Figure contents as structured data
○ ○ ○ ○ ○

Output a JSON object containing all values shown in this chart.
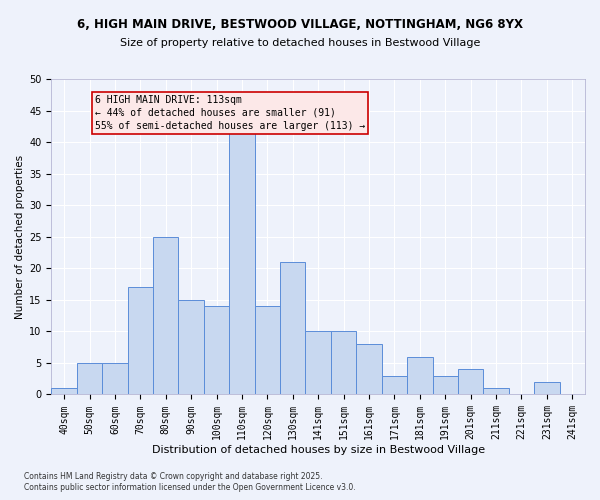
{
  "title1": "6, HIGH MAIN DRIVE, BESTWOOD VILLAGE, NOTTINGHAM, NG6 8YX",
  "title2": "Size of property relative to detached houses in Bestwood Village",
  "xlabel": "Distribution of detached houses by size in Bestwood Village",
  "ylabel": "Number of detached properties",
  "footnote1": "Contains HM Land Registry data © Crown copyright and database right 2025.",
  "footnote2": "Contains public sector information licensed under the Open Government Licence v3.0.",
  "annotation_title": "6 HIGH MAIN DRIVE: 113sqm",
  "annotation_line1": "← 44% of detached houses are smaller (91)",
  "annotation_line2": "55% of semi-detached houses are larger (113) →",
  "bar_labels": [
    "40sqm",
    "50sqm",
    "60sqm",
    "70sqm",
    "80sqm",
    "90sqm",
    "100sqm",
    "110sqm",
    "120sqm",
    "130sqm",
    "141sqm",
    "151sqm",
    "161sqm",
    "171sqm",
    "181sqm",
    "191sqm",
    "201sqm",
    "211sqm",
    "221sqm",
    "231sqm",
    "241sqm"
  ],
  "bar_values": [
    1,
    5,
    5,
    17,
    25,
    15,
    14,
    42,
    14,
    21,
    10,
    10,
    8,
    3,
    6,
    3,
    4,
    1,
    0,
    2,
    0
  ],
  "bar_color": "#c8d8f0",
  "bar_edge_color": "#5b8dd9",
  "ylim": [
    0,
    50
  ],
  "yticks": [
    0,
    5,
    10,
    15,
    20,
    25,
    30,
    35,
    40,
    45,
    50
  ],
  "bg_color": "#eef2fb",
  "grid_color": "#ffffff",
  "annotation_box_facecolor": "#fce8e8",
  "annotation_box_edgecolor": "#cc0000",
  "title1_fontsize": 8.5,
  "title2_fontsize": 8.0,
  "xlabel_fontsize": 8.0,
  "ylabel_fontsize": 7.5,
  "tick_fontsize": 7.0,
  "annotation_fontsize": 7.0,
  "footnote_fontsize": 5.5
}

○ ○ ○ ○ ○

_What you should do:_ Collect each line of the entries that has the word "HIGH", copying it in full.

_Solution below:_
  "title1": "6, HIGH MAIN DRIVE, BESTWOOD VILLAGE, NOTTINGHAM, NG6 8YX",
  "annotation_title": "6 HIGH MAIN DRIVE: 113sqm",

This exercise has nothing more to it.